▶ [PAGE]:

++++

Signed a licensing agreement with a commercial dry feed manufacturer, which will further our research into developing a new profitable process in the manufacturing of pellet feed.

 

   

Expanded the Sweet Lac product capacity by securing an additional source of the main ingredient, condensed whey. Currently, we are achieving profits from the sale of unprocessed condensed whey, and we are working on implementing our patented whey treatment process in order to begin producing Sweet Lac on a large commercial scale.

 

   

Our total global bulk liquid storage capacity increased to 369 million gallons at September 30, 2012, which is up from 354 million gallons at the end of the third quarter of 2011.

 

   

In our bulk liquid storage business, the following construction projects were either completed or under way during the third quarter of 2012:

 

   

Capacity expansion continued at our Houston 1, TX terminal, which will add 6.0 million gallons of storage capacity and three new dock lines, as well as associated inbound and outbound marine and land traffic infrastructure. Half of this capacity is already under a long term agreement for a lease beginning early in the fourth quarter of 2012. The remaining capacity from this expansion is on budget and scheduled for completion at the end of the fourth quarter of 2012.

++++

▶ [COLLECTED DATA]:
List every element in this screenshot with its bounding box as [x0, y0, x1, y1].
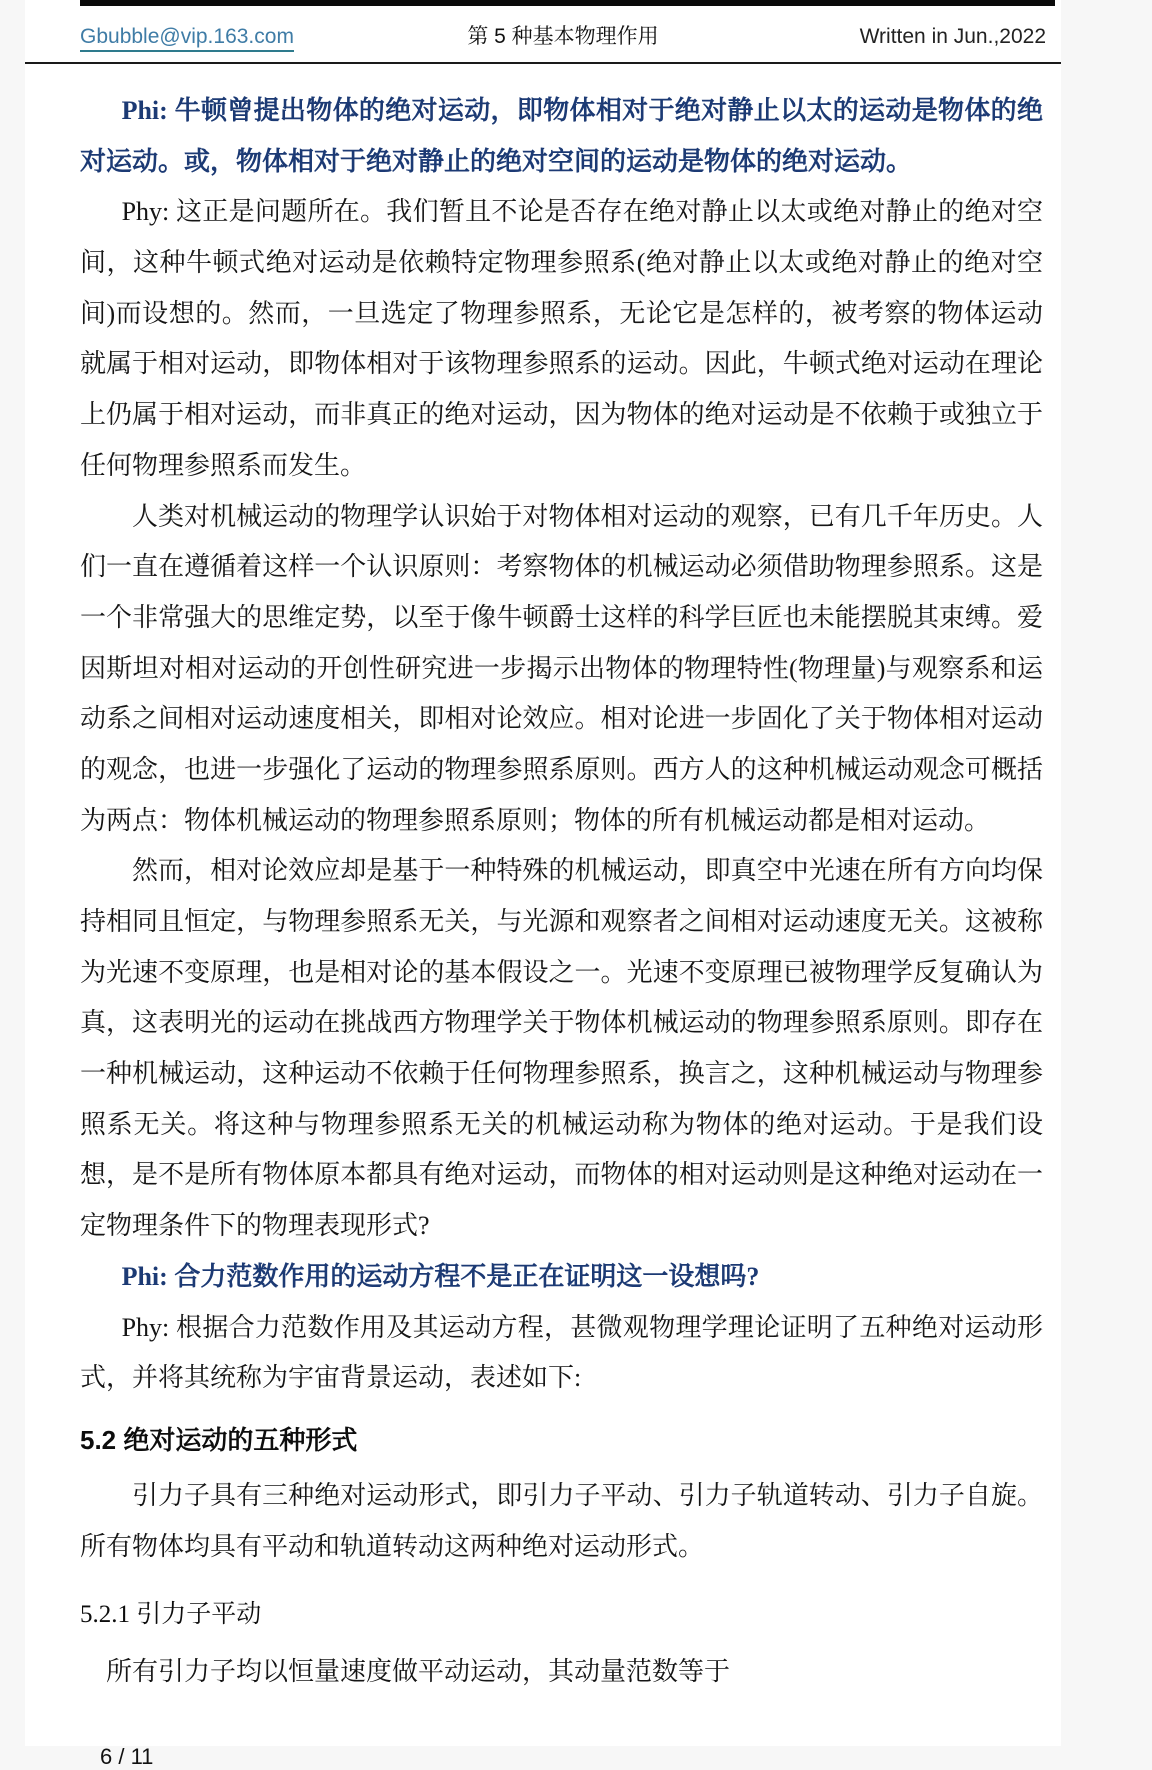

++++

▶ [WHAT YOU WILL DO]:
Can you reproduce, word for word, the part of the quarterly business update above between "Our total global" and "of the fourth quarter of 2012.", inclusive?

▶ [REPLY]:
Our total global bulk liquid storage capacity increased to 369 million gallons at September 30, 2012, which is up from 354 million gallons at the end of the third quarter of 2011.

 

   

In our bulk liquid storage business, the following construction projects were either completed or under way during the third quarter of 2012:

 

   

Capacity expansion continued at our Houston 1, TX terminal, which will add 6.0 million gallons of storage capacity and three new dock lines, as well as associated inbound and outbound marine and land traffic infrastructure. Half of this capacity is already under a long term agreement for a lease beginning early in the fourth quarter of 2012. The remaining capacity from this expansion is on budget and scheduled for completion at the end of the fourth quarter of 2012.